------ Entries

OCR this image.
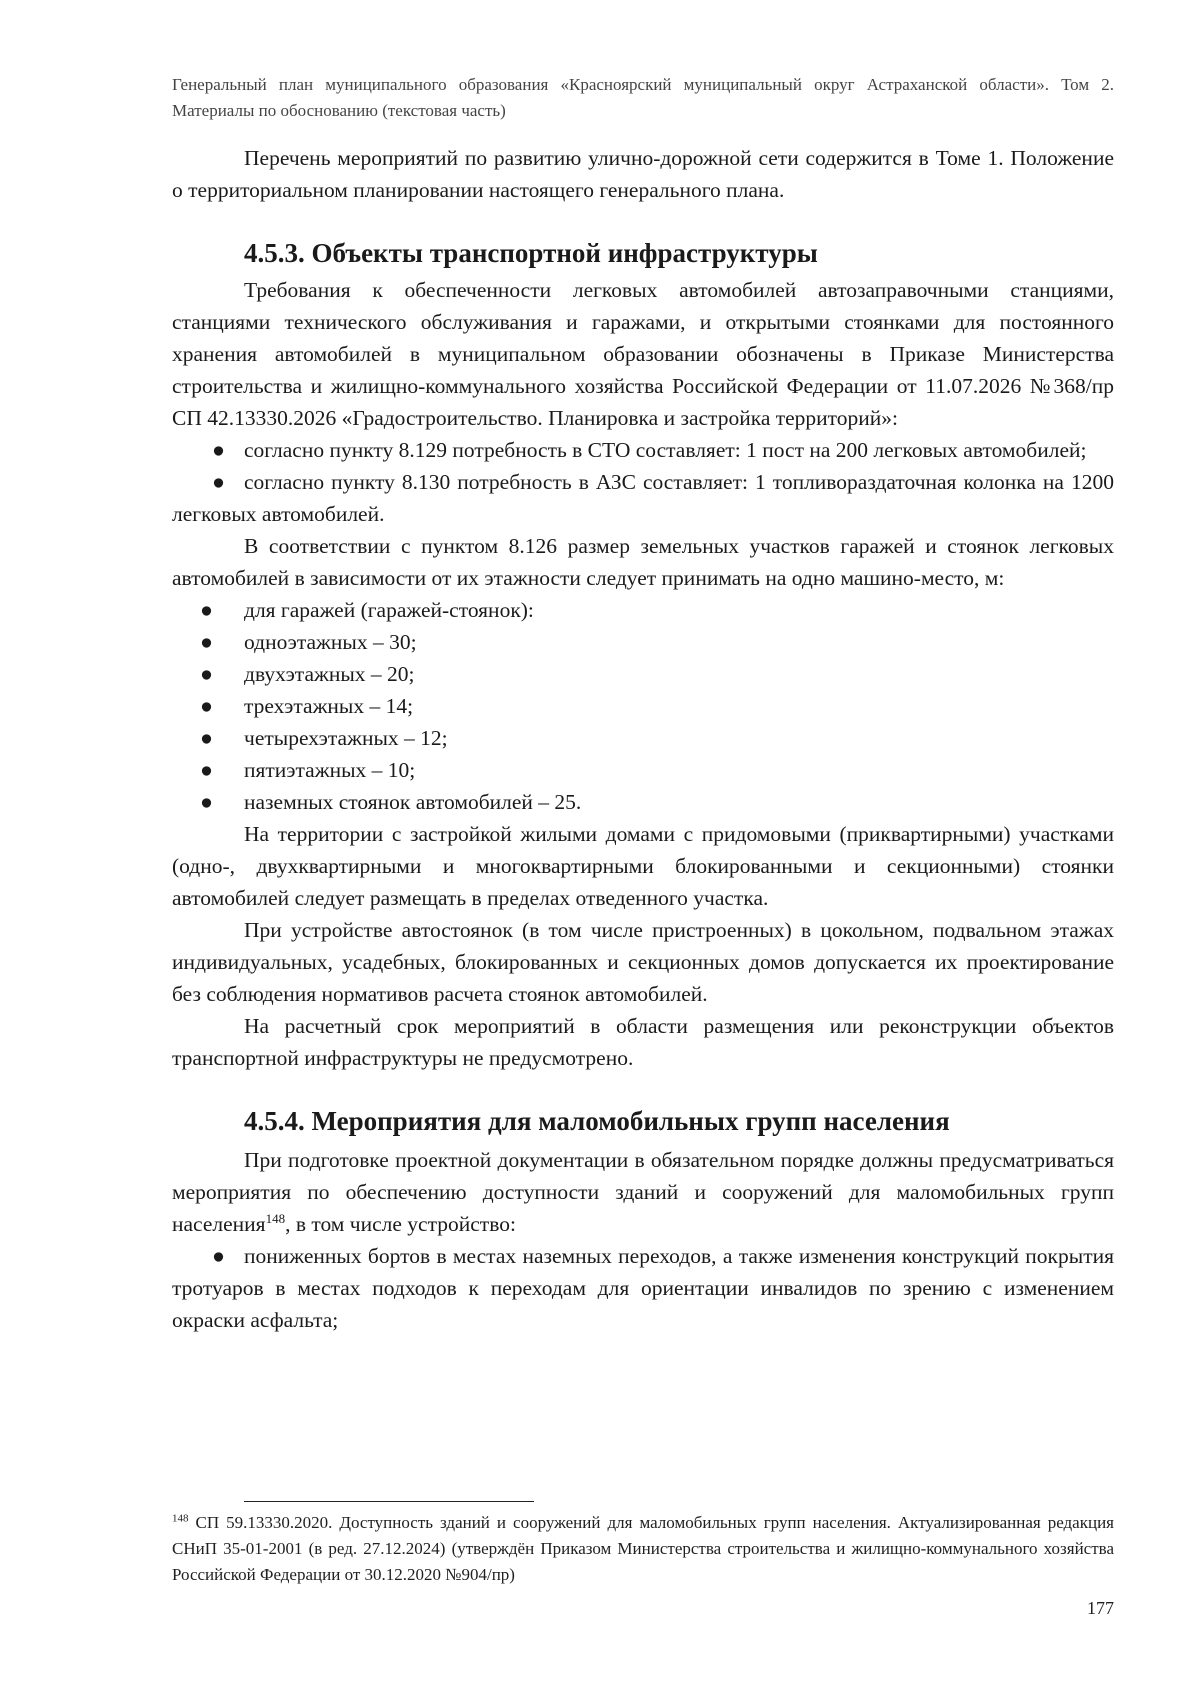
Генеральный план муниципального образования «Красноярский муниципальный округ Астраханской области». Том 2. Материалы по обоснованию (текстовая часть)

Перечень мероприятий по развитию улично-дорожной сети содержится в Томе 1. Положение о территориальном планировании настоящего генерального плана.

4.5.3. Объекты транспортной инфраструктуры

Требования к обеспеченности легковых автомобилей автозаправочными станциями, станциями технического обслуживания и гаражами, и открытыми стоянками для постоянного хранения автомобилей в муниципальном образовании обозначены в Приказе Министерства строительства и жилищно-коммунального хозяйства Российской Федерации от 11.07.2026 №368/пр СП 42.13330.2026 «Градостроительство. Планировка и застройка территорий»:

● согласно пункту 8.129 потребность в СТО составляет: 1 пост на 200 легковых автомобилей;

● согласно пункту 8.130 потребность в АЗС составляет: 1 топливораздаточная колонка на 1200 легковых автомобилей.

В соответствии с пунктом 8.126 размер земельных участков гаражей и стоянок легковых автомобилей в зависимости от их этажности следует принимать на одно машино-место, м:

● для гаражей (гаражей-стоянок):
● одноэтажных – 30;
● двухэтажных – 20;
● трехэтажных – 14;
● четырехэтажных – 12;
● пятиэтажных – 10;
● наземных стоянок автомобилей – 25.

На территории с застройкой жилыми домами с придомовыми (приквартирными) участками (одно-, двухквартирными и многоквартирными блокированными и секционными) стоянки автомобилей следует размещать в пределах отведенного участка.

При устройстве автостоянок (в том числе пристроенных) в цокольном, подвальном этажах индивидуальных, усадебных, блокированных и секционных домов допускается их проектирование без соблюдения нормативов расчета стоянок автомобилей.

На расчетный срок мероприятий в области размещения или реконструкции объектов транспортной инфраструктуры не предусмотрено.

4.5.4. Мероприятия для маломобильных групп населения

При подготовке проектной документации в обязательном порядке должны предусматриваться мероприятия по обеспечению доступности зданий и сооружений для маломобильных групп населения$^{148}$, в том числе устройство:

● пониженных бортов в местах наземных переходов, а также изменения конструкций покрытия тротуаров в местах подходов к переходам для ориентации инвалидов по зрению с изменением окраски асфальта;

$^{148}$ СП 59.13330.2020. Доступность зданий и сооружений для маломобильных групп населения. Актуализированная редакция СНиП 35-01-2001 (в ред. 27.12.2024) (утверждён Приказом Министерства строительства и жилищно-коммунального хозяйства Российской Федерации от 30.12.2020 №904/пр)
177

------------
------ Entries

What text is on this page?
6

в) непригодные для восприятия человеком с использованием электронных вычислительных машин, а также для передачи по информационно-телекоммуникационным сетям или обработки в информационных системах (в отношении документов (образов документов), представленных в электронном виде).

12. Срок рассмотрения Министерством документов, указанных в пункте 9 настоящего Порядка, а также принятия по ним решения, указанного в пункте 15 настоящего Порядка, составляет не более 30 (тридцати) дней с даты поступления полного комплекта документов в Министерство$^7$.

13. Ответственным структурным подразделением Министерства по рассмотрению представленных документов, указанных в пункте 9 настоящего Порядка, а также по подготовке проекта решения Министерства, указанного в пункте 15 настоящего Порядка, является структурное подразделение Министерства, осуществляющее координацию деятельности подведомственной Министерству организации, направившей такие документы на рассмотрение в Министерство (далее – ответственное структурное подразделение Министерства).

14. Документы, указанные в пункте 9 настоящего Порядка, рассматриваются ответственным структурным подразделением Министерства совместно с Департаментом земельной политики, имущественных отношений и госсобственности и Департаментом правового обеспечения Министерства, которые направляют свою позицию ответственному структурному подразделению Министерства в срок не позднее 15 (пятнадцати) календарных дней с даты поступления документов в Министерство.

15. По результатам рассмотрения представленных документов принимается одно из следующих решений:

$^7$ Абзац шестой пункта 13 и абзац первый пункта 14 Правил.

------------

Challenge: Give the number of lines in the data that contain "хозяйства", with no other words.

Final result: 2